◆ **ITEMS**:

───

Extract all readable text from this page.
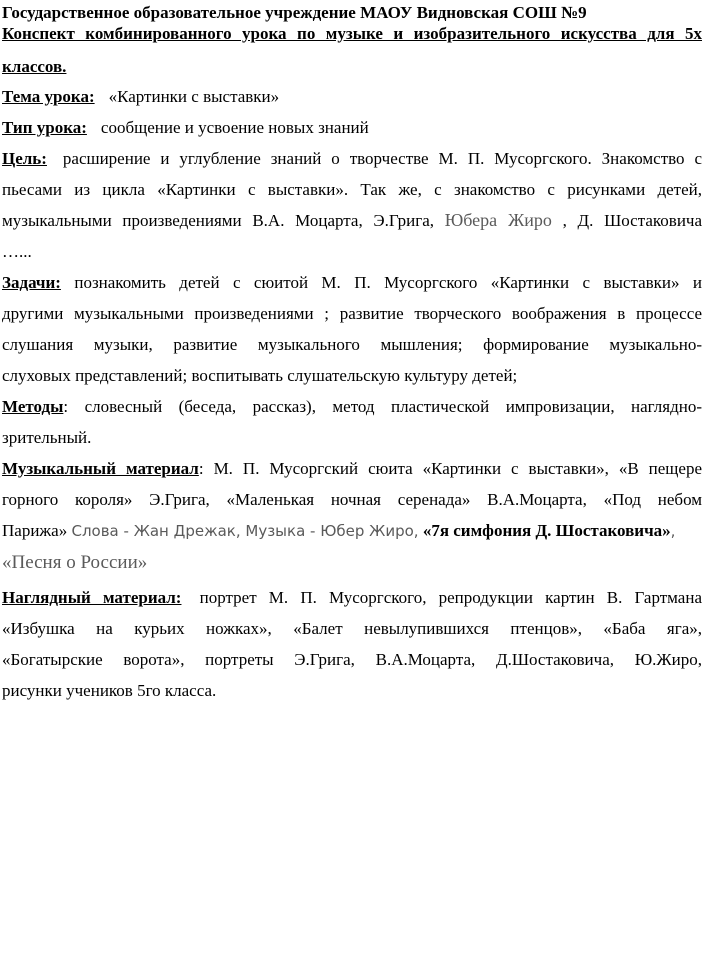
Государственное образовательное учреждение МАОУ Видновская СОШ №9
Конспект комбинированного урока по музыке и изобразительного искусства для 5х
классов.

Тема урока: «Картинки с выставки»

Тип урока: сообщение и усвоение новых знаний

Цель: расширение и углубление знаний о творчестве М. П. Мусоргского. Знакомство с
пьесами из цикла «Картинки с выставки». Так же, с знакомство с рисунками детей,
музыкальными произведениями В.А. Моцарта, Э.Грига, Юбера Жиро , Д. Шостаковича
…...

Задачи: познакомить детей с сюитой М. П. Мусоргского «Картинки с выставки» и
другими музыкальными произведениями ; развитие творческого воображения в процессе
слушания музыки, развитие музыкального мышления; формирование музыкально-
слуховых представлений; воспитывать слушательскую культуру детей;

Методы: словесный (беседа, рассказ), метод пластической импровизации, наглядно-
зрительный.

Музыкальный материал: М. П. Мусоргский сюита «Картинки с выставки», «В пещере
горного короля» Э.Грига, «Маленькая ночная серенада» В.А.Моцарта, «Под небом
Парижа» Слова - Жан Дрежак, Музыка - Юбер Жиро, «7я симфония Д. Шостаковича»,
«Песня о России»

Наглядный материал: портрет М. П. Мусоргского, репродукции картин В. Гартмана
«Избушка на курьих ножках», «Балет невылупившихся птенцов», «Баба яга»,
«Богатырские ворота», портреты Э.Грига, В.А.Моцарта, Д.Шостаковича, Ю.Жиро,
рисунки учеников 5го класса.
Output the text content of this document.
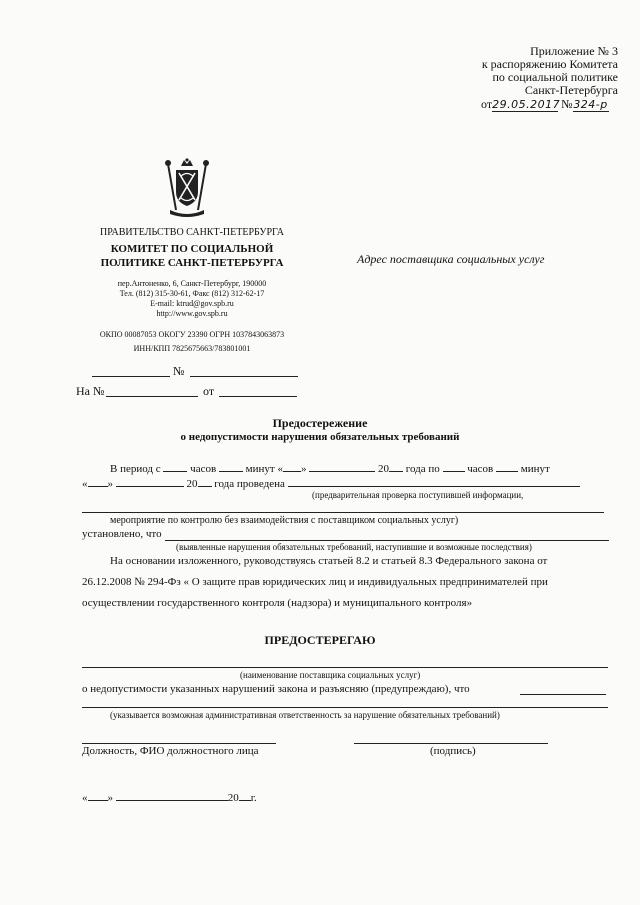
Приложение № 3
к распоряжению Комитета
по социальной политике
Санкт-Петербурга
от29.05.2017 №324-р
ПРАВИТЕЛЬСТВО САНКТ-ПЕТЕРБУРГА
КОМИТЕТ ПО СОЦИАЛЬНОЙ
ПОЛИТИКЕ САНКТ-ПЕТЕРБУРГА
пер.Антоненко, 6, Санкт-Петербург, 190000
Тел. (812) 315-30-61, Факс (812) 312-62-17
E-mail: ktrud@gov.spb.ru
http://www.gov.spb.ru
ОКПО 00087053 ОКОГУ 23390 ОГРН 1037843063873
ИНН/КПП 7825675663/783801001
№
На №	от
Адрес поставщика социальных услуг
Предостережение
о недопустимости нарушения обязательных требований
В период с	часов	минут « »	20 года по	часов	минут
« »	20 года проведена
(предварительная проверка поступившей информации,
мероприятие по контролю без взаимодействия с поставщиком социальных услуг)
установлено, что
(выявленные нарушения обязательных требований, наступившие и возможные последствия)
На основании изложенного, руководствуясь статьей 8.2 и статьей 8.3 Федерального закона от
26.12.2008 № 294-Фз « О защите прав юридических лиц и индивидуальных предпринимателей при
осуществлении государственного контроля (надзора) и муниципального контроля»
ПРЕДОСТЕРЕГАЮ
(наименование поставщика социальных услуг)
о недопустимости указанных нарушений закона и разъясняю (предупреждаю), что
(указывается возможная административная ответственность за нарушение обязательных требований)
Должность, ФИО должностного лица	(подпись)
« »	20 г.
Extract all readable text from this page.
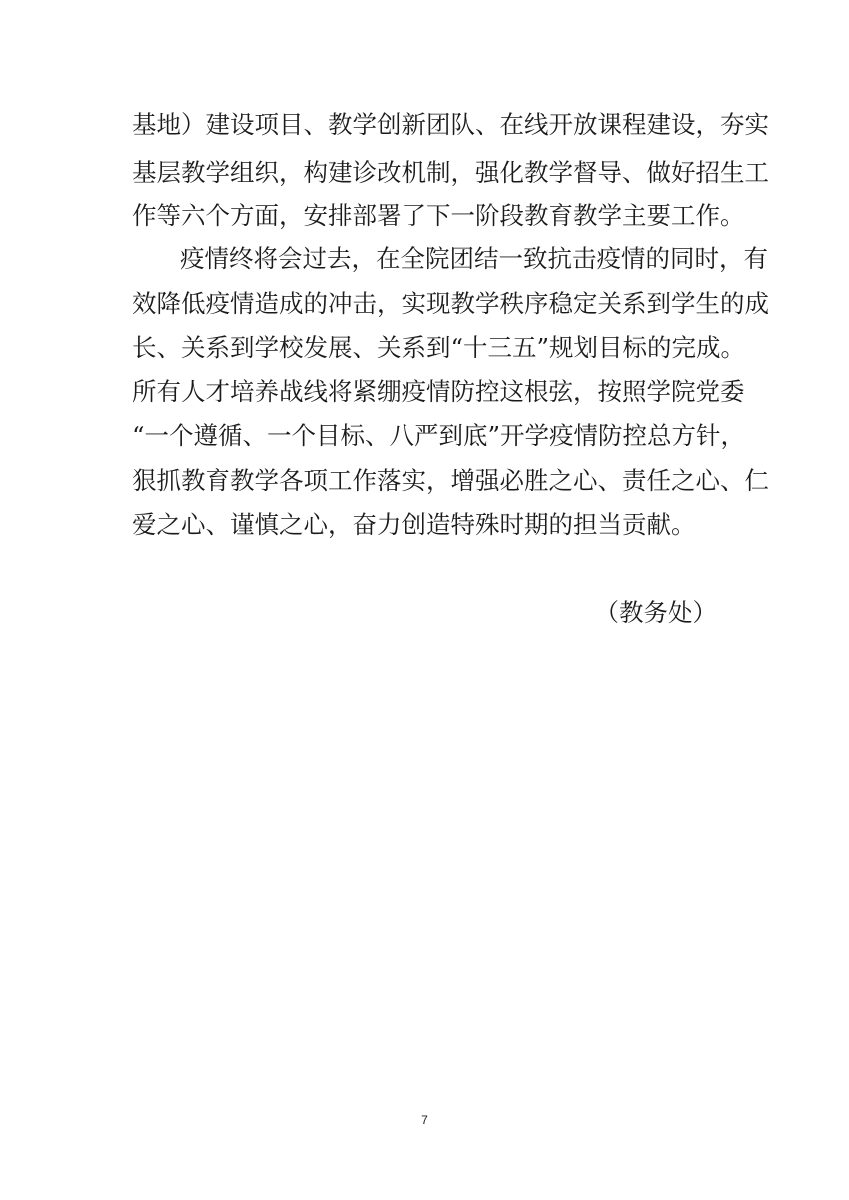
基地）建设项目、教学创新团队、在线开放课程建设，夯实
基层教学组织，构建诊改机制，强化教学督导、做好招生工
作等六个方面，安排部署了下一阶段教育教学主要工作。
疫情终将会过去，在全院团结一致抗击疫情的同时，有
效降低疫情造成的冲击，实现教学秩序稳定关系到学生的成
长、关系到学校发展、关系到“十三五”规划目标的完成。
所有人才培养战线将紧绷疫情防控这根弦，按照学院党委
“一个遵循、一个目标、八严到底”开学疫情防控总方针，
狠抓教育教学各项工作落实，增强必胜之心、责任之心、仁
爱之心、谨慎之心，奋力创造特殊时期的担当贡献。
（教务处）
7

───

◆ **TO DO**: Exclude the pictures and transcribe all of the entries exactly.

◆ **SOLUTION FOR THIS TASK**:
Extract all readable text from this page.
Государственное образовательное учреждение МАОУ Видновская СОШ №9
Конспект комбинированного урока по музыке и изобразительного искусства для 5х
классов.

Тема урока: «Картинки с выставки»

Тип урока: сообщение и усвоение новых знаний

Цель: расширение и углубление знаний о творчестве М. П. Мусоргского. Знакомство с
пьесами из цикла «Картинки с выставки». Так же, с знакомство с рисунками детей,
музыкальными произведениями В.А. Моцарта, Э.Грига, Юбера Жиро , Д. Шостаковича
…...

Задачи: познакомить детей с сюитой М. П. Мусоргского «Картинки с выставки» и
другими музыкальными произведениями ; развитие творческого воображения в процессе
слушания музыки, развитие музыкального мышления; формирование музыкально-
слуховых представлений; воспитывать слушательскую культуру детей;

Методы: словесный (беседа, рассказ), метод пластической импровизации, наглядно-
зрительный.

Музыкальный материал: М. П. Мусоргский сюита «Картинки с выставки», «В пещере
горного короля» Э.Грига, «Маленькая ночная серенада» В.А.Моцарта, «Под небом
Парижа» Слова - Жан Дрежак, Музыка - Юбер Жиро, «7я симфония Д. Шостаковича»,
«Песня о России»

Наглядный материал: портрет М. П. Мусоргского, репродукции картин В. Гартмана
«Избушка на курьих ножках», «Балет невылупившихся птенцов», «Баба яга»,
«Богатырские ворота», портреты Э.Грига, В.А.Моцарта, Д.Шостаковича, Ю.Жиро,
рисунки учеников 5го класса.
Output the text content of this document.
Приложение № 3
к распоряжению Комитета
по социальной политике
Санкт-Петербурга
от29.05.2017 №324-р
ПРАВИТЕЛЬСТВО САНКТ-ПЕТЕРБУРГА
КОМИТЕТ ПО СОЦИАЛЬНОЙ
ПОЛИТИКЕ САНКТ-ПЕТЕРБУРГА
пер.Антоненко, 6, Санкт-Петербург, 190000
Тел. (812) 315-30-61, Факс (812) 312-62-17
E-mail: ktrud@gov.spb.ru
http://www.gov.spb.ru
ОКПО 00087053 ОКОГУ 23390 ОГРН 1037843063873
ИНН/КПП 7825675663/783801001
№
На №	от
Адрес поставщика социальных услуг
Предостережение
о недопустимости нарушения обязательных требований
В период с	часов	минут « »	20 года по	часов	минут
« »	20 года проведена
(предварительная проверка поступившей информации,
мероприятие по контролю без взаимодействия с поставщиком социальных услуг)
установлено, что
(выявленные нарушения обязательных требований, наступившие и возможные последствия)
На основании изложенного, руководствуясь статьей 8.2 и статьей 8.3 Федерального закона от
26.12.2008 № 294-Фз « О защите прав юридических лиц и индивидуальных предпринимателей при
осуществлении государственного контроля (надзора) и муниципального контроля»
ПРЕДОСТЕРЕГАЮ
(наименование поставщика социальных услуг)
о недопустимости указанных нарушений закона и разъясняю (предупреждаю), что
(указывается возможная административная ответственность за нарушение обязательных требований)
Должность, ФИО должностного лица	(подпись)
« »	20 г.
Extract all readable text from this page.
基地）建设项目、教学创新团队、在线开放课程建设，夯实
基层教学组织，构建诊改机制，强化教学督导、做好招生工
作等六个方面，安排部署了下一阶段教育教学主要工作。
疫情终将会过去，在全院团结一致抗击疫情的同时，有
效降低疫情造成的冲击，实现教学秩序稳定关系到学生的成
长、关系到学校发展、关系到“十三五”规划目标的完成。
所有人才培养战线将紧绷疫情防控这根弦，按照学院党委
“一个遵循、一个目标、八严到底”开学疫情防控总方针，
狠抓教育教学各项工作落实，增强必胜之心、责任之心、仁
爱之心、谨慎之心，奋力创造特殊时期的担当贡献。
（教务处）
7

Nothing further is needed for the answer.